We want to be able to read a "source" asset file (which might contain labeled subassets like scenes, meshes, images, etc), process each of these assets with their own configured processor logic, and write the results to disk as individual asset files.

For example, we need to be able to load a GLTF file, convert meshes to meshlets, save them to disk, and then load the processed versions. The final processed scenes should use the processed meshlets.

Why?

• In order to have sub-asset/labeled asset processing, we need a way to take the initial group of assets provided by an AssetLoader, selectively run logic on specific assets in that group, and then persist the results.
  • With the current system this is possible, but it requires keeping everything together through the whole process: load the initial group of assets, run logic on the group, persist the group to some "combined" file. This creates problems because a "combined" format needs to be devised to put all of the assets in the same file, and it is harder to write logic for specific asset types.
• Supporting many output files for processed assets allows us to selectively load specific subassets without needing to reload the entire root asset. In practice, this is a pretty big performance problem in the current system.
• Supporting many output files makes it easier to inspect and debug processed assets. It would allow developers to open up processed sub-asset files individually (maybe even with the "correct" file extension).

How?

1. Define a new scheme to identify labeled sub-assets in the file system. Currently when requesting either a processed or unprocessed /scene/house.gltf#Mesh0, we can just ask the filesystem for /scene/house.gltf#Mesh0. If Mesh0 has its own file, how will we store and find it in the filesystem?

   • Do we make /scene/house.gltf a folder, and then assign names based on labels for each asset? (ex: /scene/house.gltf/Mesh0, /scene/house.gltf/_ (root), etc)
     • Pros: Directly maps to asset paths to filesystem paths. No external index required.
     • Cons: File name context is stripped (Can we safely add "target file types" like Mesh0.bmesh?). For assets that have no sub assets, it adds a level of weirdness / obfuscation because processed root assets now look like /scene/house.gltf/_ instead of /scene/house.gltf. However maybe that is still an improvement because /scene/house.gltf probably isn't actually a gltf after it is processed.
   • If we choose to add "processed file extensions" (ex: Mesh0.bmesh as mentioned above), how will we find the asset in the filesystem? Will we do a linear scan over all files in the folder to find Mesh0.bmesh to match our Mesh0 query? Will we store an index from Mesh0 -> Mesh0.bmesh in the processed meta file for the root, and read that meta file for every sub-asset request? Neither option seems ideal from a performance perspective. We could store the mapping in Mesh0.meta, but that breaks the current assumption that the meta file is ASSET_PATH.meta. Not including the extension certainly makes things simpler and cheaper.
   • If we adopt a scheme like the one above, is there a way to make it compatible with the "unprocessed" scheme? Do we need a hard runtime distinction between the two? Currently "processed" vs "unprocessed asset" is solely a matter of perspective, which has been a powerful simplifying architectural concept. It also leaves the door open to future features like multiple processing "phases", as the inputs and outputs of processing are "the same type" (ex: we could have an "assets -> import" phase followed by an "import -> processed" phase). One way to think about this: do we need to split out a new ProcessedAssetReader from AssetReader? Or can we expand AssetReader to encompass these scenarios?

- ACTIONS TO TAKE
a – Answer these questions from the passage on sub-asset processing:
(i) In the example, what file type is loaded, and what are its meshes converted to?
(ii) If /scene/house.gltf becomes a folder, what would a processed root asset's path look like?
(iii) If the mapping were stored in Mesh0.meta, what current assumption would that break?
b – Reproduce the passage on sub-asset processing word for word, starting with "We want to be" and going on through "individual asset files.".
The data comes from a separate source, unrelated to the passage on sub-asset processing.

- DATA EXCERPT
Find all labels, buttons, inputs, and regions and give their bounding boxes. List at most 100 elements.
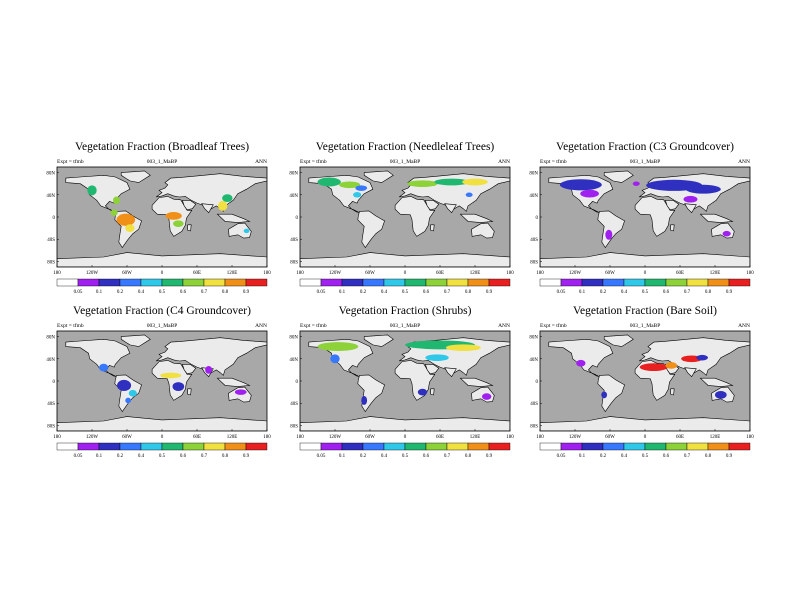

- ANSWERS IN ORDER
a –
(i) A GLTF file; its meshes are converted to meshlets.
(ii) /scene/house.gltf/_
(iii) The assumption that the meta file is ASSET_PATH.meta.

b –
We want to be able to read a "source" asset file (which might contain labeled subassets like scenes, meshes, images, etc), process each of these assets with their own configured processor logic, and write the results to disk as individual asset files.